▶ _Document section_:
◇ ◇ ◇
Civil Rights Act Part of Complicated History, Mixed Legacy
July 2nd marked the 50th anniversary of President Lyndon B. Johnson signing the Civil Rights Act, which outlawed segregation in public places based on race, color, religion, sex or national origin, and made employment discrimination illegal.
Just a year earlier, the landmark legislation seemed improbable, according to “BackStory with the American History Guys,” the radio program produced by the Virginia Foundation for the Humanities with three commentators: University of Virginia history professor Brian Balogh, history professor emeritus Peter Onuf and former U.Va. historian Edward Ayers, now president of the University of Richmond.
The typical story goes that after President John F. Kennedy’s assassination, with the nation in mourning, Johnson and Congress committed to fulfilling his legacy. “The true story is a lot more complicated,” the History Guys say on this week’s episode, “Legislation Impossible: The Civil Rights Act of 1964.”
Despite the U.S. Supreme Court’s decision striking down school segregation, the justices didn’t spell out how to integrate public schools. The National Association for the Advancement of Colored People had brought thousands of lawsuits to the nation’s courts, but not much was changing, said U.Va. law professor Risa Goluboff, a guest on the show.
Previous attempts to enact a civil rights bill had failed in 1957 and 1960. Johnson, then Senate majority leader, was known as a great compromiser, said Kent Germany, editor of the Miller Center’s “Presidential Recordings: Lyndon B. Johnson” series. Liberal Democrats feared Johnson would water down the 1964 act, but he refused to budge. Up to Kennedy’s death, “the Kennedy administration had done the heavy lifting to get support through House and Senate committees,” said Germany, also an associate professor of history at the University of South Carolina. (For more on the Civil Rights Era, click here.)
International pressure played a role in Kennedy’s push to have a bill enacted, Ayers said on the radio show. As newly independent African nations sent their diplomats to Washington, they often flew to New York City and then drove to the capital. They complained about the discrimination they faced along the way.
“Route 40 in Maryland was becoming a public relations nightmare for the president,” Ayers said, and his administration told local businesses their racist stance was undermining international respect for the U.S. But the owners would not change.
As Kennedy and attorney general Robert F. Kennedy negotiated with Congress to create civil rights legislation that would pass, they brokered away an important component: the federal authority to bring lawsuits against states to protect citizens exercising their rights, Germany said. Only the education provision remained, giving the attorney general the power to sue for desegregation.
“Giving too much power to the attorney general was frightening to the Southerners – it would’ve been like Reconstruction all over again,” Germany said.
◇ ◇ ◇
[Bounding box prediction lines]
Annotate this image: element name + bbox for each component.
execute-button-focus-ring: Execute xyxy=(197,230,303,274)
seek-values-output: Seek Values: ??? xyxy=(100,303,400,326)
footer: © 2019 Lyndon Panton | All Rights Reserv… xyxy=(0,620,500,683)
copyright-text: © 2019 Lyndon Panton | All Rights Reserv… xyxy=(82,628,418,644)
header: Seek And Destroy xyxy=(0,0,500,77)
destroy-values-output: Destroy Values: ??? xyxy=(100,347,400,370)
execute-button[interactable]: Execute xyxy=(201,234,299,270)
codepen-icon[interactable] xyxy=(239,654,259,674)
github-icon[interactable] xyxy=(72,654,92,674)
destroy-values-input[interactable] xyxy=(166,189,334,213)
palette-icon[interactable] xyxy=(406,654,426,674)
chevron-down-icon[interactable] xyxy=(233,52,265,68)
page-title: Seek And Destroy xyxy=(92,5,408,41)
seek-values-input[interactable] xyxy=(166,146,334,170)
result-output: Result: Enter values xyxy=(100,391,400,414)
◇ ◇ ◇
▶ _Questions to answer_:
1) In the article on the Civil Rights Act, why did Route 40 in Maryland become a public relations problem for President Kennedy? Answer in one to three sentences.
2) Please write the next part of the article on the Civil Rights Act, picking up after its last sentence.
The lines above play no part in this.

▶ _Results for each task_:
1) Diplomats from newly independent African nations often flew to New York City and then drove to Washington. They complained about the discrimination they faced along the way.

2)
Although Johnson took a “bold stance” in making the Civil Rights Act become reality, Deborah McDowell, director of U.Va.’s Carter G. Woodson Institute for African-American and African Studies, said he could not ignore the unrelenting pressure coming from civil rights activists, known and unknown – “local people, as well as national icons like Rev. Martin Luther King Jr.” Kent and the History Guys echoed the importance of the movement’s activities.
While the bill moved through Congress, participants in the Freedom Summer project in the South were working to increase voter registration in the face of escalating violence. McDowell pointed out that the Civil Rights Act proved insufficient alone and led to the passage of the Voting Rights Act the following year.
The landmark legislation was just part of the turbulent times that led to an opening up – and in other ways, a closing down – of American society, Germany said.
“The dynamic on the sidewalk changed pretty quickly,” he said. Referring to the desegregation of public places, such as restaurants, stores and theaters, he said the generation of African-Americans were empowered – they didn’t have to move off the sidewalk to let white people pass, for instance.
White segregationists realized they wouldn’t be entitled to act on their prejudice in public, he said. In response, they established private spaces, from schools to pools to suburbs – what he called “the closing down of society.”
One side-effect of the Civil Rights Act – the inclusion of not discriminating on the basis of sex – opened the door for women, especially in fighting employment discrimination, said Germany – a point the “BackStory” show also discusses.
The History Guys mentioned that neither the Civil Rights Act nor the Voting Rights Act addressed the economic insecurity and alienation black people continued to confront.
“Commemorating anniversaries often becomes an excuse for avoiding the urgencies of the present,” McDowell said, “but it’s important to revisit this period for its relevance to our current times and social conditions.”